EXERCISE GOAL >> Output the data that follows exactly, line for line.

PROVIDED DATA >>
+--

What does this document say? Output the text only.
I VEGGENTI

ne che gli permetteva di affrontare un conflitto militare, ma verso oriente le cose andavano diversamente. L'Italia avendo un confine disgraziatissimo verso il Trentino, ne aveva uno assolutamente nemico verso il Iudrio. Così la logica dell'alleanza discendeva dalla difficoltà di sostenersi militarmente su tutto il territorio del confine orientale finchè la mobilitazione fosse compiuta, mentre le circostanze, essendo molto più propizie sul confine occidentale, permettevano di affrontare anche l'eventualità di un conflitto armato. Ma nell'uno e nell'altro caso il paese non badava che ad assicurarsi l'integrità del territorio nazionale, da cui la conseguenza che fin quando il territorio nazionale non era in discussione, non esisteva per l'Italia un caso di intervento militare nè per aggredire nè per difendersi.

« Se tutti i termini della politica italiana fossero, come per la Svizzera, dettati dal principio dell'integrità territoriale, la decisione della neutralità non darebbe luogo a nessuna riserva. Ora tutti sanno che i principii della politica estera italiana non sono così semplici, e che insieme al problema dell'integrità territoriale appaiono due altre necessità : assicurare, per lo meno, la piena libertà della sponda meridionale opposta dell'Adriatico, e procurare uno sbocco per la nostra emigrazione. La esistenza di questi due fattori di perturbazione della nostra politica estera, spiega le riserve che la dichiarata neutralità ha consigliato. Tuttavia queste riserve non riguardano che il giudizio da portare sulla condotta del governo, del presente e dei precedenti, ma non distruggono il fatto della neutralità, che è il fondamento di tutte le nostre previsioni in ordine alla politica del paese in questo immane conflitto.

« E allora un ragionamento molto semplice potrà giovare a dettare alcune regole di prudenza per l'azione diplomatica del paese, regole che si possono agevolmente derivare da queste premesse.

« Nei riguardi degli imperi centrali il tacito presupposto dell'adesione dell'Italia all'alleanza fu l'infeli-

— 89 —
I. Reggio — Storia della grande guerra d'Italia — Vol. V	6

+--

RESULT FOR THIS TASK >>
What does this document say? Output the text only.
I VEGGENTI

ne che gli permetteva di affrontare un conflitto militare, ma verso oriente le cose andavano diversamente. L'Italia avendo un confine disgraziatissimo verso il Trentino, ne aveva uno assolutamente nemico verso il Iudrio. Così la logica dell'alleanza discendeva dalla difficoltà di sostenersi militarmente su tutto il territorio del confine orientale finchè la mobilitazione fosse compiuta, mentre le circostanze, essendo molto più propizie sul confine occidentale, permettevano di affrontare anche l'eventualità di un conflitto armato. Ma nell'uno e nell'altro caso il paese non badava che ad assicurarsi l'integrità del territorio nazionale, da cui la conseguenza che fin quando il territorio nazionale non era in discussione, non esisteva per l'Italia un caso di intervento militare nè per aggredire nè per difendersi.

« Se tutti i termini della politica italiana fossero, come per la Svizzera, dettati dal principio dell'integrità territoriale, la decisione della neutralità non darebbe luogo a nessuna riserva. Ora tutti sanno che i principii della politica estera italiana non sono così semplici, e che insieme al problema dell'integrità territoriale appaiono due altre necessità : assicurare, per lo meno, la piena libertà della sponda meridionale opposta dell'Adriatico, e procurare uno sbocco per la nostra emigrazione. La esistenza di questi due fattori di perturbazione della nostra politica estera, spiega le riserve che la dichiarata neutralità ha consigliato. Tuttavia queste riserve non riguardano che il giudizio da portare sulla condotta del governo, del presente e dei precedenti, ma non distruggono il fatto della neutralità, che è il fondamento di tutte le nostre previsioni in ordine alla politica del paese in questo immane conflitto.

« E allora un ragionamento molto semplice potrà giovare a dettare alcune regole di prudenza per l'azione diplomatica del paese, regole che si possono agevolmente derivare da queste premesse.

« Nei riguardi degli imperi centrali il tacito presupposto dell'adesione dell'Italia all'alleanza fu l'infeli-

— 89 —
I. Reggio — Storia della grande guerra d'Italia — Vol. V	6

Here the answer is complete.